— start of SUPPLIED INFORMATION —

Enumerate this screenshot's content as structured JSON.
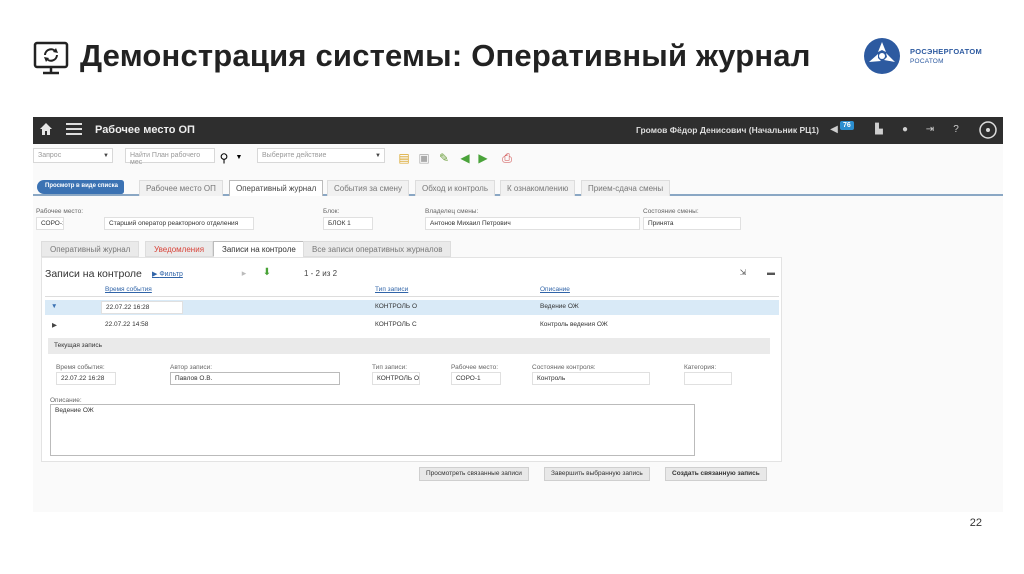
{
  "slide": {
    "title": "Демонстрация системы: Оперативный журнал",
    "logo_line1": "РОСЭНЕРГОАТОМ",
    "logo_line2": "РОСАТОМ",
    "page_number": "22"
  },
  "topbar": {
    "app_title": "Рабочее место ОП",
    "user": "Громов Фёдор Денисович (Начальник РЦ1)",
    "badge": "76"
  },
  "toolbar": {
    "request_placeholder": "Запрос",
    "find_placeholder": "Найти План рабочего мес",
    "action_placeholder": "Выберите действие"
  },
  "tabs": {
    "back": "Просмотр в виде списка",
    "items": [
      "Рабочее место ОП",
      "Оперативный журнал",
      "События за смену",
      "Обход и контроль",
      "К ознакомлению",
      "Прием-сдача смены"
    ]
  },
  "workplace": {
    "workplace_label": "Рабочее место:",
    "code": "СОРО-1",
    "name": "Старший оператор реакторного отделения",
    "block_label": "Блок:",
    "block": "БЛОК 1",
    "owner_label": "Владелец смены:",
    "owner": "Антонов Михаил Петрович",
    "state_label": "Состояние смены:",
    "state": "Принята"
  },
  "subtabs": [
    "Оперативный журнал",
    "Уведомления",
    "Записи на контроле",
    "Все записи оперативных журналов"
  ],
  "records": {
    "title": "Записи на контроле",
    "filter": "Фильтр",
    "pager": "1 - 2 из 2",
    "headers": [
      "Время события",
      "Тип записи",
      "Описание"
    ],
    "rows": [
      {
        "time": "22.07.22 16:28",
        "type": "КОНТРОЛЬ О",
        "desc": "Ведение ОЖ"
      },
      {
        "time": "22.07.22 14:58",
        "type": "КОНТРОЛЬ С",
        "desc": "Контроль ведения ОЖ"
      }
    ]
  },
  "current": {
    "title": "Текущая запись",
    "time_label": "Время события:",
    "time": "22.07.22 16:28",
    "author_label": "Автор записи:",
    "author": "Павлов О.В.",
    "type_label": "Тип записи:",
    "type": "КОНТРОЛЬ О",
    "workplace_label": "Рабочее место:",
    "workplace": "СОРО-1",
    "control_label": "Состояние контроля:",
    "control": "Контроль",
    "category_label": "Категория:",
    "category": "",
    "desc_label": "Описание:",
    "desc": "Ведение ОЖ"
  },
  "buttons": {
    "view_linked": "Просмотреть связанные записи",
    "finish_selected": "Завершить выбранную запись",
    "create_linked": "Создать связанную запись"
  },
  "colors": {
    "topbar": "#2e2e2e",
    "accent": "#3b72b3",
    "selected_row": "#d9eaf7"
  }
}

— end of SUPPLIED INFORMATION —

■ WHAT YOU NEED TO DO
Gather every line containing the word "смены" and copy it.

■ TASK RESULT
      "Прием-сдача смены"
    "owner_label": "Владелец смены:",
    "state_label": "Состояние смены:",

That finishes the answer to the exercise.